__Dataset extract__
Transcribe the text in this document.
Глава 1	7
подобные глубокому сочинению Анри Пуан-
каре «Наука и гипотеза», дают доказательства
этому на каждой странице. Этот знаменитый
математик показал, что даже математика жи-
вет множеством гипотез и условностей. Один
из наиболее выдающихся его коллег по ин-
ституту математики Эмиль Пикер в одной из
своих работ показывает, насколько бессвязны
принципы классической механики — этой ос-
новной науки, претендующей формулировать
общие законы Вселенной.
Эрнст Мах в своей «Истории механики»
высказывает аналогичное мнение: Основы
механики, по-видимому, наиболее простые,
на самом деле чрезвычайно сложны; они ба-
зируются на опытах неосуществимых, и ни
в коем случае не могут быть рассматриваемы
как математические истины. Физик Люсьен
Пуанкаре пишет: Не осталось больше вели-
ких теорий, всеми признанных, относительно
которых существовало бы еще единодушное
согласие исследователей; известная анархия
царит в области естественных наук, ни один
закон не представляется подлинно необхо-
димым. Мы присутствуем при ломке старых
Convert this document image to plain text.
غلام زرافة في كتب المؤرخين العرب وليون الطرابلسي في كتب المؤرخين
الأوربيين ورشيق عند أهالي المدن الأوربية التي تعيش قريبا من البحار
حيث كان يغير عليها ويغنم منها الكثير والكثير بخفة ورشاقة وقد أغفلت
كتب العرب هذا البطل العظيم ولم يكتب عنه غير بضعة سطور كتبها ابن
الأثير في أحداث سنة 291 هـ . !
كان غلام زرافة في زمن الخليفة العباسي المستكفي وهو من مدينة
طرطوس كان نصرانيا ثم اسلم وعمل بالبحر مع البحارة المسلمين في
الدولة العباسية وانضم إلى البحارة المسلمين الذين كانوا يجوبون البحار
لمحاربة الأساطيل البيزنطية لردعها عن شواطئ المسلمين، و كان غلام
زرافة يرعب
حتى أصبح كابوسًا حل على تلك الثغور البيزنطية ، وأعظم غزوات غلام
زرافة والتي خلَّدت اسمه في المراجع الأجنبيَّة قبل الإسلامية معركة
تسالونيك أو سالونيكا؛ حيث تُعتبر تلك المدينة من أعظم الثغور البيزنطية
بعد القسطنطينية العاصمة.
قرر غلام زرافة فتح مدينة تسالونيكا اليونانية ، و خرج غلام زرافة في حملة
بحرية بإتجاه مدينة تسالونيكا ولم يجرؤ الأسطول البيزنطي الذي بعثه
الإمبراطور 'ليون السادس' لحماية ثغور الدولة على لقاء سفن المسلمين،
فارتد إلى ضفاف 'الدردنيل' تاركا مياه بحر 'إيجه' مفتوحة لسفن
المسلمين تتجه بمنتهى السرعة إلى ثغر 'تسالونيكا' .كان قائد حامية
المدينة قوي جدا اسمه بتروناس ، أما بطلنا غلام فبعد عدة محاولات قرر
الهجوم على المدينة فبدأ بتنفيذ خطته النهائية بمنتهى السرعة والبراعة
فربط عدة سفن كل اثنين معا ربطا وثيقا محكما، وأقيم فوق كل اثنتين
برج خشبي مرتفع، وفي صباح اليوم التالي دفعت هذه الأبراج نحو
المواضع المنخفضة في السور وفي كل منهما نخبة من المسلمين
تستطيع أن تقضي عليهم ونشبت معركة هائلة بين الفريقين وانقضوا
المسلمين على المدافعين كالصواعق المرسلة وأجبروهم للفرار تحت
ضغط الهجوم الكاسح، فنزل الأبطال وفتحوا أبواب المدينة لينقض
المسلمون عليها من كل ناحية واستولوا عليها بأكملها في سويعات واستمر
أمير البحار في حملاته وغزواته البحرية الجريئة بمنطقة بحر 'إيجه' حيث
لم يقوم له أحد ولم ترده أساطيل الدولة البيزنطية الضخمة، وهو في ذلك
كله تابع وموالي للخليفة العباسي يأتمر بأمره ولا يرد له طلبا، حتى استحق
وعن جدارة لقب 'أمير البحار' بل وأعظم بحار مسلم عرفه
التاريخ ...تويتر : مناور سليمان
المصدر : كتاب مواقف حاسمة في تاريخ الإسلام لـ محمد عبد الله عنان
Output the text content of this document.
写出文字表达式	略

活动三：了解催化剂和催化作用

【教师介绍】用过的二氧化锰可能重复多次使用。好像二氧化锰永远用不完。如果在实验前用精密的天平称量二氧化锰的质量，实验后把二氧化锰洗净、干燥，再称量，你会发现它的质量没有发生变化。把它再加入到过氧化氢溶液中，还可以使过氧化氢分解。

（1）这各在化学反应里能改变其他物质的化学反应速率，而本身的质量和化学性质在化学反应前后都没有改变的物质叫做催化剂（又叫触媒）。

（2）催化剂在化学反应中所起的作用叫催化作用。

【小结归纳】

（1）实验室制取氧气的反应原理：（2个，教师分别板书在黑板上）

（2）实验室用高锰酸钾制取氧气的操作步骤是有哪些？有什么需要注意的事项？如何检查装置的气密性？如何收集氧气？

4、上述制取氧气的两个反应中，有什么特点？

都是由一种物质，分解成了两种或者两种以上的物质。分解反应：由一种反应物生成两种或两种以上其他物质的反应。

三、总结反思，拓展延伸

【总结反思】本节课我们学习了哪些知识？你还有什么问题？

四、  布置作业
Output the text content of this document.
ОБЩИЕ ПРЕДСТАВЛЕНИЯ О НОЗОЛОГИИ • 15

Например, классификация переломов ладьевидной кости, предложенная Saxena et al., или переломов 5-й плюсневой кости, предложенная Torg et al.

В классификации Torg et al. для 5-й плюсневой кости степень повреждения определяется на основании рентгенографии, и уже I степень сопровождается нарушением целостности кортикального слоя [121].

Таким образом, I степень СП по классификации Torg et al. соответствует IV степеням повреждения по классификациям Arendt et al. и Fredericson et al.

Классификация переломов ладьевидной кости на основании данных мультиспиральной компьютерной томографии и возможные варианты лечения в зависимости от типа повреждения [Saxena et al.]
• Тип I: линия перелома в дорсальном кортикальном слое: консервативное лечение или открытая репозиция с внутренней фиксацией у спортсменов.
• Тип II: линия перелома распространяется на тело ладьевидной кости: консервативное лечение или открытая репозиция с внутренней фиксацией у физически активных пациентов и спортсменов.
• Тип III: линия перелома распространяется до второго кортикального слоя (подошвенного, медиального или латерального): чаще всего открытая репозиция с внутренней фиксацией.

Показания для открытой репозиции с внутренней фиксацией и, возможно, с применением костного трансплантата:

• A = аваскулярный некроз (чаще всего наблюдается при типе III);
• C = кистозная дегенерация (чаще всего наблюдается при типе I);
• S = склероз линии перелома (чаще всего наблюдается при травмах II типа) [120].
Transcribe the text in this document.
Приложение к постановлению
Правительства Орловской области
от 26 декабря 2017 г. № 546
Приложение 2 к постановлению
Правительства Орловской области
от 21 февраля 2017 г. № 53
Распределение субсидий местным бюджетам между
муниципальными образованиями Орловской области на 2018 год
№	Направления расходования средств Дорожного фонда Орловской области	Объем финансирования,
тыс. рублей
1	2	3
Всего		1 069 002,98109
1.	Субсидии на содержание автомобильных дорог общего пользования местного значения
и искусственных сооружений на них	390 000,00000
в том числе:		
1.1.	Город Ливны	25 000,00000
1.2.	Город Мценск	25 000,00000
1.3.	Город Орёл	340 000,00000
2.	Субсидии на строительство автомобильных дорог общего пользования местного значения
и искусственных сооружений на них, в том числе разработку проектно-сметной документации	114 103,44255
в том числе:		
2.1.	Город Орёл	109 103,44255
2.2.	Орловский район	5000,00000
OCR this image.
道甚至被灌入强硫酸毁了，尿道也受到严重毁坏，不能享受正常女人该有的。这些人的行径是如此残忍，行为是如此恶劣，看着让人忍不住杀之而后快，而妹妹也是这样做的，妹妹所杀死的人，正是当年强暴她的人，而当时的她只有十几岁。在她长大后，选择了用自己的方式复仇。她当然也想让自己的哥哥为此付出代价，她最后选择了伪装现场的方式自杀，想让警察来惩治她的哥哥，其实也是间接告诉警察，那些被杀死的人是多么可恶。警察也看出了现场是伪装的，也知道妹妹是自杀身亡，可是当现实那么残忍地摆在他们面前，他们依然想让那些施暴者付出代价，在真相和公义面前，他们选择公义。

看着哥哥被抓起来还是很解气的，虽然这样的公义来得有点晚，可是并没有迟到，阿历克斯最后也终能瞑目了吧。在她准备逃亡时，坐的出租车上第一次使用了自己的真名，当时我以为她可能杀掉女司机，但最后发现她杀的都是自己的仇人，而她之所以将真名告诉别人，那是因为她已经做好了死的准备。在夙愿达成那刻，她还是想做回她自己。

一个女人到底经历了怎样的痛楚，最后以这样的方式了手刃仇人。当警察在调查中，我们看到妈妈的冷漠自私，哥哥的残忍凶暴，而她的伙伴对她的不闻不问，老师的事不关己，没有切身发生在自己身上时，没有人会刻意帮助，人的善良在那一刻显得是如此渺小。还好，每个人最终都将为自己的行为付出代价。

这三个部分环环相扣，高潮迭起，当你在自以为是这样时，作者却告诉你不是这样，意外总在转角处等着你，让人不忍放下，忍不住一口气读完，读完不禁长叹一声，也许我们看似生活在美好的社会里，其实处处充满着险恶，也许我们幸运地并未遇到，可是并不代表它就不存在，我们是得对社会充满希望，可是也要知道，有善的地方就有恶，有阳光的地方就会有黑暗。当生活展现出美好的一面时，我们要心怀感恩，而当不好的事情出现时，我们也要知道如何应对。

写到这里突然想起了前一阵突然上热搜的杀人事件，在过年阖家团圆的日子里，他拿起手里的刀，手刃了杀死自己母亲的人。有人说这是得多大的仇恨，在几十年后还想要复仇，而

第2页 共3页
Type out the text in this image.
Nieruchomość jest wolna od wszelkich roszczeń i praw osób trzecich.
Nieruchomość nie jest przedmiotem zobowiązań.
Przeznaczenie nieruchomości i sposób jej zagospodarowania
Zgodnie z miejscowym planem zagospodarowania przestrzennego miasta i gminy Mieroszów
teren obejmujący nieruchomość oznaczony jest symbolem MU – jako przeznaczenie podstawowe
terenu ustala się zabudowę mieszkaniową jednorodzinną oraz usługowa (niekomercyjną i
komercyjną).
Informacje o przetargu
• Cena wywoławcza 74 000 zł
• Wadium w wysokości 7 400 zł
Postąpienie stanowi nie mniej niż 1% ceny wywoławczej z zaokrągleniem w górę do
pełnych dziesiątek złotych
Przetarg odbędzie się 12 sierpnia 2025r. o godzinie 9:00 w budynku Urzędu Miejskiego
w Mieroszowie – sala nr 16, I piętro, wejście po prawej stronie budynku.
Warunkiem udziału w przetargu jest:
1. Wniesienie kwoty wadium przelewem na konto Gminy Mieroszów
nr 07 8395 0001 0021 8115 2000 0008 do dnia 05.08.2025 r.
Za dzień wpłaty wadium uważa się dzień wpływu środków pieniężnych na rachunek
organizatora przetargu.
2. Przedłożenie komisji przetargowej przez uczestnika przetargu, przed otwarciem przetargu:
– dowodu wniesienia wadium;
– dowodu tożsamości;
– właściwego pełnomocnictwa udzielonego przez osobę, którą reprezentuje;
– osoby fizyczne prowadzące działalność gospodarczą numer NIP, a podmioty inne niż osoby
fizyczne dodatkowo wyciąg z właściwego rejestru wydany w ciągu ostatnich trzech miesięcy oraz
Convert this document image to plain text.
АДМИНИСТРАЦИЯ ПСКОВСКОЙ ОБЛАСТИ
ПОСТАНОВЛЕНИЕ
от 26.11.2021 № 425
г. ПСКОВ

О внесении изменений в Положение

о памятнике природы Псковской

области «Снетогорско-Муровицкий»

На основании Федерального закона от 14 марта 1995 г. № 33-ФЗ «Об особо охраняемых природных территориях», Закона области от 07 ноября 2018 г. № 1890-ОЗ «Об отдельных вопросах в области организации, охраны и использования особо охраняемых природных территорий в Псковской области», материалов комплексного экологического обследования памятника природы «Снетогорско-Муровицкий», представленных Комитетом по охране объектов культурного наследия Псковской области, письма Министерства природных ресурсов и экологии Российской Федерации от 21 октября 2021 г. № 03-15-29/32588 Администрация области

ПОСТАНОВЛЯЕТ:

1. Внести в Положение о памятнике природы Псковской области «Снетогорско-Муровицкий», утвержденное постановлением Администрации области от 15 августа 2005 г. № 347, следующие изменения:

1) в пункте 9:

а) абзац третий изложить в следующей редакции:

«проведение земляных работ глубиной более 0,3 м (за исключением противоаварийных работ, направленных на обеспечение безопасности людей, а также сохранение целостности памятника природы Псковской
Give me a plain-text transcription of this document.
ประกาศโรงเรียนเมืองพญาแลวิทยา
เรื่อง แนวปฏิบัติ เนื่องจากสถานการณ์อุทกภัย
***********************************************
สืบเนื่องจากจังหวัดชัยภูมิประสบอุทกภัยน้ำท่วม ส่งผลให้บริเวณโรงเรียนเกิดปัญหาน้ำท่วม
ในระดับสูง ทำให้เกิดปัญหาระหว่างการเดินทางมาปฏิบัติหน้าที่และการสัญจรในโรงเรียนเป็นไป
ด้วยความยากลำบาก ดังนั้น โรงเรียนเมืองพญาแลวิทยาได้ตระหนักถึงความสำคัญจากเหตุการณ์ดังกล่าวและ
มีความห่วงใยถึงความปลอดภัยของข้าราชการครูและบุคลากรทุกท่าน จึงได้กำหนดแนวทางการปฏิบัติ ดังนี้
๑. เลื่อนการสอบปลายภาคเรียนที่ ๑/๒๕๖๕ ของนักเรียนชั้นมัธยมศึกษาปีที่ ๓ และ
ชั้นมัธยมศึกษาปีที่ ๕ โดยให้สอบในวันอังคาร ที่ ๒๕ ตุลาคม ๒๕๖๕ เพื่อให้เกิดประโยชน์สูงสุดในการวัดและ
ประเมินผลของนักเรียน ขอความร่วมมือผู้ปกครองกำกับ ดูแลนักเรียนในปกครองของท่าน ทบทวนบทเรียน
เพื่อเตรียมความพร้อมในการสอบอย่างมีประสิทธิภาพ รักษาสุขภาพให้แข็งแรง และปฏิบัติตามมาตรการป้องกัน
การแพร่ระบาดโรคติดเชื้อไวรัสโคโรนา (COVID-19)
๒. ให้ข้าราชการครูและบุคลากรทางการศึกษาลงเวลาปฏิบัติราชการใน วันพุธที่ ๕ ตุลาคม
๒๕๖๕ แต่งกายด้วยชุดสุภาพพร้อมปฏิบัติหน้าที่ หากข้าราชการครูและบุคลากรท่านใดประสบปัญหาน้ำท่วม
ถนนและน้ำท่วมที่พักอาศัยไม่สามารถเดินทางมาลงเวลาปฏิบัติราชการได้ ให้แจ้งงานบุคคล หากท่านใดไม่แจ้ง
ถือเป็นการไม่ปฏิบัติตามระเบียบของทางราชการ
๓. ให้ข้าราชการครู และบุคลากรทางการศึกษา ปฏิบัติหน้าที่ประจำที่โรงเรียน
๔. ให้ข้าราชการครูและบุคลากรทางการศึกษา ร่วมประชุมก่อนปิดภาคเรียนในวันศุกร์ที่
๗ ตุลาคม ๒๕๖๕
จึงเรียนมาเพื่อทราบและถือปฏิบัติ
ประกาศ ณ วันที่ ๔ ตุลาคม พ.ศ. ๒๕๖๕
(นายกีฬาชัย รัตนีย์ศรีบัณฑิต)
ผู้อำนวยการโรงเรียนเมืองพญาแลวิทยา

__Problem to work on__
Reply with only the number of lines in the material above where the string "плюсневой" appears.

__Complete output__
2